▶ **Task to carry out**
Output every entry exactly, from the first line to the last.

▶ **Stored records**
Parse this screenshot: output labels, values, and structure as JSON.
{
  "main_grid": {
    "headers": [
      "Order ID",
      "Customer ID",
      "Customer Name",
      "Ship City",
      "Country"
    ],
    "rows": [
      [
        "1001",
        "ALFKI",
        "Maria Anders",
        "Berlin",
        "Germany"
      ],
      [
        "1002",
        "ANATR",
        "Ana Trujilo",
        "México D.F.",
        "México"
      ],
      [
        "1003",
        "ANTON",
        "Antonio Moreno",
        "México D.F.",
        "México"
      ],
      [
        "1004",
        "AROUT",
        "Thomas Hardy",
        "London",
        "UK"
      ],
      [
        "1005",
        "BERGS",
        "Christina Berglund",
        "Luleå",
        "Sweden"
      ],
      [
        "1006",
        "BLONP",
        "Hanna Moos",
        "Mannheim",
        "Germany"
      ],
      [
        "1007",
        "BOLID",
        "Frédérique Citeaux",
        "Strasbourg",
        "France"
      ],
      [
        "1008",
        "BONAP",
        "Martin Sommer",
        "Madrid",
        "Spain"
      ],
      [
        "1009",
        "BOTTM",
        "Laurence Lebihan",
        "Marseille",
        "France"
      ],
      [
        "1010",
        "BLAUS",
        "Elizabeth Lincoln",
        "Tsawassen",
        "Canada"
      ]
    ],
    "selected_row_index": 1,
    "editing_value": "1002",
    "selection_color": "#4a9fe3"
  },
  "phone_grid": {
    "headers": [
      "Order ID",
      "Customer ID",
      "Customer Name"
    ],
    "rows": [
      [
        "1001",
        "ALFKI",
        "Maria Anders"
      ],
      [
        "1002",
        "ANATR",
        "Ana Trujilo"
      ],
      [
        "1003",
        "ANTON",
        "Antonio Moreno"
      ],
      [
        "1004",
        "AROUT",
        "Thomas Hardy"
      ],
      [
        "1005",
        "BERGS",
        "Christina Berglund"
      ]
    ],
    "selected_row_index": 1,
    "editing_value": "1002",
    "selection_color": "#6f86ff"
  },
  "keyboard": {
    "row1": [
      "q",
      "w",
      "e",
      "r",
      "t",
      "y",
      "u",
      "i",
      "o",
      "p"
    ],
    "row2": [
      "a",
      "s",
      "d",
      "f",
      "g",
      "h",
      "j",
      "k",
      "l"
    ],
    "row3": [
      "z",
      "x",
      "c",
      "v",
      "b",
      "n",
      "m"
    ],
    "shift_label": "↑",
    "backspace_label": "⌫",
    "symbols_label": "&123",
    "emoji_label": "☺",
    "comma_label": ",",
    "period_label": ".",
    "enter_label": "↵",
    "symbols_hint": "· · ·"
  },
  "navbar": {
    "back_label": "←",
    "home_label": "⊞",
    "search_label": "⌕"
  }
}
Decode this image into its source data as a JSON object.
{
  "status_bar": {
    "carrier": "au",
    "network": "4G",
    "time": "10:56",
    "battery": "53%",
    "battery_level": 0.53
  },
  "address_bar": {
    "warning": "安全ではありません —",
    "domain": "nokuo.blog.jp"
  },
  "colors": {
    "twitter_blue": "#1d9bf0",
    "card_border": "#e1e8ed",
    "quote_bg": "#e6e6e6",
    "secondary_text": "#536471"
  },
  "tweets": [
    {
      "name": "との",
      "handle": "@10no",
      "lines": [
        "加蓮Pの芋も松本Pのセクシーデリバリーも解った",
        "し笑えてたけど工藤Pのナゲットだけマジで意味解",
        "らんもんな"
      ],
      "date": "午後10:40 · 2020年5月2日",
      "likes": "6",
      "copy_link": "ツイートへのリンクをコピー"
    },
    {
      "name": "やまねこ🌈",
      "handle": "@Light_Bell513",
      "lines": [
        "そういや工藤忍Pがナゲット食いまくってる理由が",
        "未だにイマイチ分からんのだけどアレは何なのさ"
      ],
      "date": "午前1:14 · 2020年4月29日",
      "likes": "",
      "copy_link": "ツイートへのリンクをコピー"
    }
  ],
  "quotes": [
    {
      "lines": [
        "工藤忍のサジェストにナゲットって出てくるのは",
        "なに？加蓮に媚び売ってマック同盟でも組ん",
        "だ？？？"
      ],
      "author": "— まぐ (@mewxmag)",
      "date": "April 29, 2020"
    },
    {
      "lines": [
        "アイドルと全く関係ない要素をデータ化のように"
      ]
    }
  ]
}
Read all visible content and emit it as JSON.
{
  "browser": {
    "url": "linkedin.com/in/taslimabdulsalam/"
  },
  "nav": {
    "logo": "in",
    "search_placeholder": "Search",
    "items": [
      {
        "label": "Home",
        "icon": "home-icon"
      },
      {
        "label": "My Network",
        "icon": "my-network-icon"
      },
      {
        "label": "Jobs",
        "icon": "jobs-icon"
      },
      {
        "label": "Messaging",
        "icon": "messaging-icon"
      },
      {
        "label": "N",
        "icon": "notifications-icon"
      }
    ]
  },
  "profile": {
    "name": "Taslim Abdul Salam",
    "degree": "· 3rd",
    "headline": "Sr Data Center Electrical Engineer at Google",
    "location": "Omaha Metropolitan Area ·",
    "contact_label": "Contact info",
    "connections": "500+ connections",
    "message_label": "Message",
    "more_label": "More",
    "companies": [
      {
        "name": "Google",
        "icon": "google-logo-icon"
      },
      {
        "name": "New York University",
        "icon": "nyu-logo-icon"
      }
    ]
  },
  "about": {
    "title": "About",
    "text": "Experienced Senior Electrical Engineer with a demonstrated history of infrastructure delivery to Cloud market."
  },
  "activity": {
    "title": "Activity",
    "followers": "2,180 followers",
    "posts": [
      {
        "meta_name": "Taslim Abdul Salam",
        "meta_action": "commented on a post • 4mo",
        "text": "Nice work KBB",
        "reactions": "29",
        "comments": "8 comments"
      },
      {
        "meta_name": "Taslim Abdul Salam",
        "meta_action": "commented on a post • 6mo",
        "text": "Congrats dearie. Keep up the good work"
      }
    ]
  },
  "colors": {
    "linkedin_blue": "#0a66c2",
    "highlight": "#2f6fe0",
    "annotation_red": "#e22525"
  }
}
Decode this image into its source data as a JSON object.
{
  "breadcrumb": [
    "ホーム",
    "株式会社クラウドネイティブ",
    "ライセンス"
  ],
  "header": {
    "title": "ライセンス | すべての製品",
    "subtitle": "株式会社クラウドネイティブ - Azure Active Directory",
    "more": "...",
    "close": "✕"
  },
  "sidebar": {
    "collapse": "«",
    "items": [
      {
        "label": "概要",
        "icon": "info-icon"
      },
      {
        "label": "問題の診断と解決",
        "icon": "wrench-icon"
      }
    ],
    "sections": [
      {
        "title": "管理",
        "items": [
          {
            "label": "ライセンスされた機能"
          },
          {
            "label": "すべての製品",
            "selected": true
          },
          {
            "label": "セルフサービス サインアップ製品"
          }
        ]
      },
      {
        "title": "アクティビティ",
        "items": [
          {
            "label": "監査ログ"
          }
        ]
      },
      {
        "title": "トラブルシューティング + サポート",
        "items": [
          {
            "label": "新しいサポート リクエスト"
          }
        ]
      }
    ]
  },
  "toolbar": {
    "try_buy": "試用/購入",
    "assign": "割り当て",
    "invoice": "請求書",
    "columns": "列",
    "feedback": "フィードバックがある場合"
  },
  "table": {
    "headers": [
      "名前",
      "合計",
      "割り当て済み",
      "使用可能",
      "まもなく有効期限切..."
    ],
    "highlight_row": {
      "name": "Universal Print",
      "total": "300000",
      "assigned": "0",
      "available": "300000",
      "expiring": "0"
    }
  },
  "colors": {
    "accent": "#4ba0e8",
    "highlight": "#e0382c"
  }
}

▶ **Complete output**
Parse this screenshot: output labels, values, and structure as JSON.
{
  "main_grid": {
    "headers": [
      "Order ID",
      "Customer ID",
      "Customer Name",
      "Ship City",
      "Country"
    ],
    "rows": [
      [
        "1001",
        "ALFKI",
        "Maria Anders",
        "Berlin",
        "Germany"
      ],
      [
        "1002",
        "ANATR",
        "Ana Trujilo",
        "México D.F.",
        "México"
      ],
      [
        "1003",
        "ANTON",
        "Antonio Moreno",
        "México D.F.",
        "México"
      ],
      [
        "1004",
        "AROUT",
        "Thomas Hardy",
        "London",
        "UK"
      ],
      [
        "1005",
        "BERGS",
        "Christina Berglund",
        "Luleå",
        "Sweden"
      ],
      [
        "1006",
        "BLONP",
        "Hanna Moos",
        "Mannheim",
        "Germany"
      ],
      [
        "1007",
        "BOLID",
        "Frédérique Citeaux",
        "Strasbourg",
        "France"
      ],
      [
        "1008",
        "BONAP",
        "Martin Sommer",
        "Madrid",
        "Spain"
      ],
      [
        "1009",
        "BOTTM",
        "Laurence Lebihan",
        "Marseille",
        "France"
      ],
      [
        "1010",
        "BLAUS",
        "Elizabeth Lincoln",
        "Tsawassen",
        "Canada"
      ]
    ],
    "selected_row_index": 1,
    "editing_value": "1002",
    "selection_color": "#4a9fe3"
  },
  "phone_grid": {
    "headers": [
      "Order ID",
      "Customer ID",
      "Customer Name"
    ],
    "rows": [
      [
        "1001",
        "ALFKI",
        "Maria Anders"
      ],
      [
        "1002",
        "ANATR",
        "Ana Trujilo"
      ],
      [
        "1003",
        "ANTON",
        "Antonio Moreno"
      ],
      [
        "1004",
        "AROUT",
        "Thomas Hardy"
      ],
      [
        "1005",
        "BERGS",
        "Christina Berglund"
      ]
    ],
    "selected_row_index": 1,
    "editing_value": "1002",
    "selection_color": "#6f86ff"
  },
  "keyboard": {
    "row1": [
      "q",
      "w",
      "e",
      "r",
      "t",
      "y",
      "u",
      "i",
      "o",
      "p"
    ],
    "row2": [
      "a",
      "s",
      "d",
      "f",
      "g",
      "h",
      "j",
      "k",
      "l"
    ],
    "row3": [
      "z",
      "x",
      "c",
      "v",
      "b",
      "n",
      "m"
    ],
    "shift_label": "↑",
    "backspace_label": "⌫",
    "symbols_label": "&123",
    "emoji_label": "☺",
    "comma_label": ",",
    "period_label": ".",
    "enter_label": "↵",
    "symbols_hint": "· · ·"
  },
  "navbar": {
    "back_label": "←",
    "home_label": "⊞",
    "search_label": "⌕"
  }
}
Decode this image into its source data as a JSON object.
{
  "status_bar": {
    "carrier": "au",
    "network": "4G",
    "time": "10:56",
    "battery": "53%",
    "battery_level": 0.53
  },
  "address_bar": {
    "warning": "安全ではありません —",
    "domain": "nokuo.blog.jp"
  },
  "colors": {
    "twitter_blue": "#1d9bf0",
    "card_border": "#e1e8ed",
    "quote_bg": "#e6e6e6",
    "secondary_text": "#536471"
  },
  "tweets": [
    {
      "name": "との",
      "handle": "@10no",
      "lines": [
        "加蓮Pの芋も松本Pのセクシーデリバリーも解った",
        "し笑えてたけど工藤Pのナゲットだけマジで意味解",
        "らんもんな"
      ],
      "date": "午後10:40 · 2020年5月2日",
      "likes": "6",
      "copy_link": "ツイートへのリンクをコピー"
    },
    {
      "name": "やまねこ🌈",
      "handle": "@Light_Bell513",
      "lines": [
        "そういや工藤忍Pがナゲット食いまくってる理由が",
        "未だにイマイチ分からんのだけどアレは何なのさ"
      ],
      "date": "午前1:14 · 2020年4月29日",
      "likes": "",
      "copy_link": "ツイートへのリンクをコピー"
    }
  ],
  "quotes": [
    {
      "lines": [
        "工藤忍のサジェストにナゲットって出てくるのは",
        "なに？加蓮に媚び売ってマック同盟でも組ん",
        "だ？？？"
      ],
      "author": "— まぐ (@mewxmag)",
      "date": "April 29, 2020"
    },
    {
      "lines": [
        "アイドルと全く関係ない要素をデータ化のように"
      ]
    }
  ]
}
Read all visible content and emit it as JSON.
{
  "browser": {
    "url": "linkedin.com/in/taslimabdulsalam/"
  },
  "nav": {
    "logo": "in",
    "search_placeholder": "Search",
    "items": [
      {
        "label": "Home",
        "icon": "home-icon"
      },
      {
        "label": "My Network",
        "icon": "my-network-icon"
      },
      {
        "label": "Jobs",
        "icon": "jobs-icon"
      },
      {
        "label": "Messaging",
        "icon": "messaging-icon"
      },
      {
        "label": "N",
        "icon": "notifications-icon"
      }
    ]
  },
  "profile": {
    "name": "Taslim Abdul Salam",
    "degree": "· 3rd",
    "headline": "Sr Data Center Electrical Engineer at Google",
    "location": "Omaha Metropolitan Area ·",
    "contact_label": "Contact info",
    "connections": "500+ connections",
    "message_label": "Message",
    "more_label": "More",
    "companies": [
      {
        "name": "Google",
        "icon": "google-logo-icon"
      },
      {
        "name": "New York University",
        "icon": "nyu-logo-icon"
      }
    ]
  },
  "about": {
    "title": "About",
    "text": "Experienced Senior Electrical Engineer with a demonstrated history of infrastructure delivery to Cloud market."
  },
  "activity": {
    "title": "Activity",
    "followers": "2,180 followers",
    "posts": [
      {
        "meta_name": "Taslim Abdul Salam",
        "meta_action": "commented on a post • 4mo",
        "text": "Nice work KBB",
        "reactions": "29",
        "comments": "8 comments"
      },
      {
        "meta_name": "Taslim Abdul Salam",
        "meta_action": "commented on a post • 6mo",
        "text": "Congrats dearie. Keep up the good work"
      }
    ]
  },
  "colors": {
    "linkedin_blue": "#0a66c2",
    "highlight": "#2f6fe0",
    "annotation_red": "#e22525"
  }
}
Decode this image into its source data as a JSON object.
{
  "breadcrumb": [
    "ホーム",
    "株式会社クラウドネイティブ",
    "ライセンス"
  ],
  "header": {
    "title": "ライセンス | すべての製品",
    "subtitle": "株式会社クラウドネイティブ - Azure Active Directory",
    "more": "...",
    "close": "✕"
  },
  "sidebar": {
    "collapse": "«",
    "items": [
      {
        "label": "概要",
        "icon": "info-icon"
      },
      {
        "label": "問題の診断と解決",
        "icon": "wrench-icon"
      }
    ],
    "sections": [
      {
        "title": "管理",
        "items": [
          {
            "label": "ライセンスされた機能"
          },
          {
            "label": "すべての製品",
            "selected": true
          },
          {
            "label": "セルフサービス サインアップ製品"
          }
        ]
      },
      {
        "title": "アクティビティ",
        "items": [
          {
            "label": "監査ログ"
          }
        ]
      },
      {
        "title": "トラブルシューティング + サポート",
        "items": [
          {
            "label": "新しいサポート リクエスト"
          }
        ]
      }
    ]
  },
  "toolbar": {
    "try_buy": "試用/購入",
    "assign": "割り当て",
    "invoice": "請求書",
    "columns": "列",
    "feedback": "フィードバックがある場合"
  },
  "table": {
    "headers": [
      "名前",
      "合計",
      "割り当て済み",
      "使用可能",
      "まもなく有効期限切..."
    ],
    "highlight_row": {
      "name": "Universal Print",
      "total": "300000",
      "assigned": "0",
      "available": "300000",
      "expiring": "0"
    }
  },
  "colors": {
    "accent": "#4ba0e8",
    "highlight": "#e0382c"
  }
}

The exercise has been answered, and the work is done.